--- BEGIN GIVEN PASSAGE ---

I have too many things to accomplish. 

Thanks to the last 6 months I've adopted a "wait for nothing" mentality. 

I have always wanted to attend university. 

I did the college route. 
Wasn't the same. 
It didn't give the same satisfaction. 
Although it was time well spent. 

I've always wanted to drive. 
To own a house. 
A new car. 

Just to name a few of the bucket list items. 

Monday begins the first day of my university journey; primary education. 
Only those who know me best would know that this isn't something I pulled from thin air. 

8 days from now I start driving school. 

Tuesday I head back to work full time. 
That house will be ours. 
Merry Christmas 2014 to us. 

2014 will be a year of big things. 
Great things.

It will be our year. 
The year we grab life by the horns and start living. 

Because if this journey is teaching me anything; it's that life is precious. 
Time is precious.

It is something I will never waste again. 

On waiting for the 'right time'; there will never be a better time then now. 

On waiting for someone to care; to show any more interest in your life other then what they can get from me.  
I'm through waiting. 
I'm through being used. 
I'm through making someone else a priority in my life when I will never be one in theirs. 

Want my help?
Want a favor?
Then be prepared to be involved. 
In my life.
Don't like those terms?
Ask someone else. 
I surely don't mind. 
It's your loss; not mine. 
Just remember when I say no; it's because of you - not me. 

I will focus my attention on those I love; those who matter and make me feel as I too matter.

--- END GIVEN PASSAGE ---
--- BEGIN GIVEN DATA ---

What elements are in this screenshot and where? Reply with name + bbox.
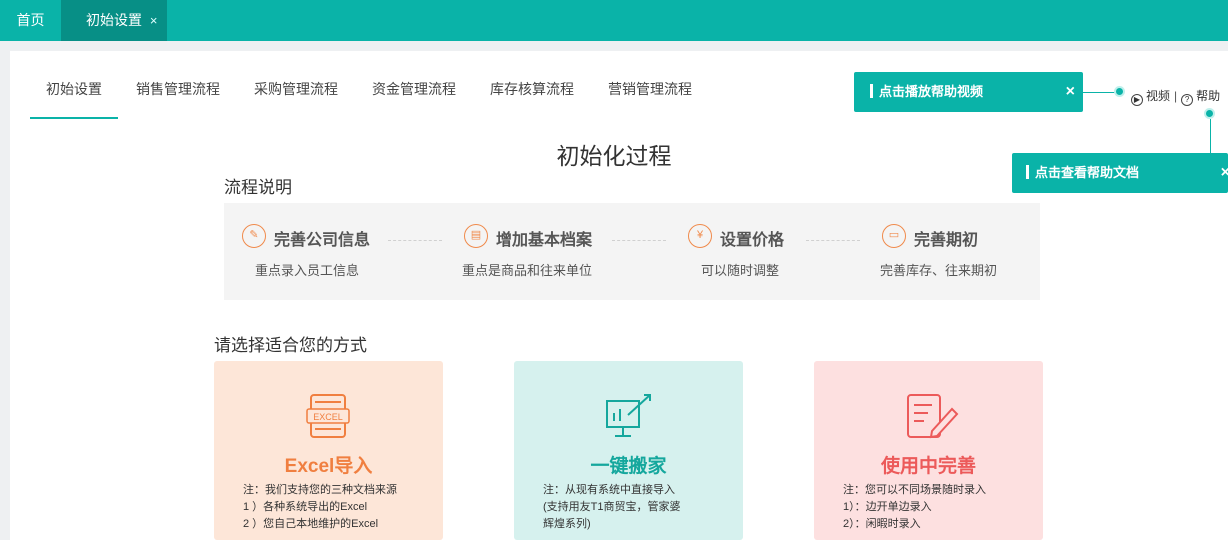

--- END GIVEN DATA ---

## STATED PROBLEM:
In the post about no longer waiting, what does the writer begin studying at university on Monday?

## FULL RESPONSE:
Primary education.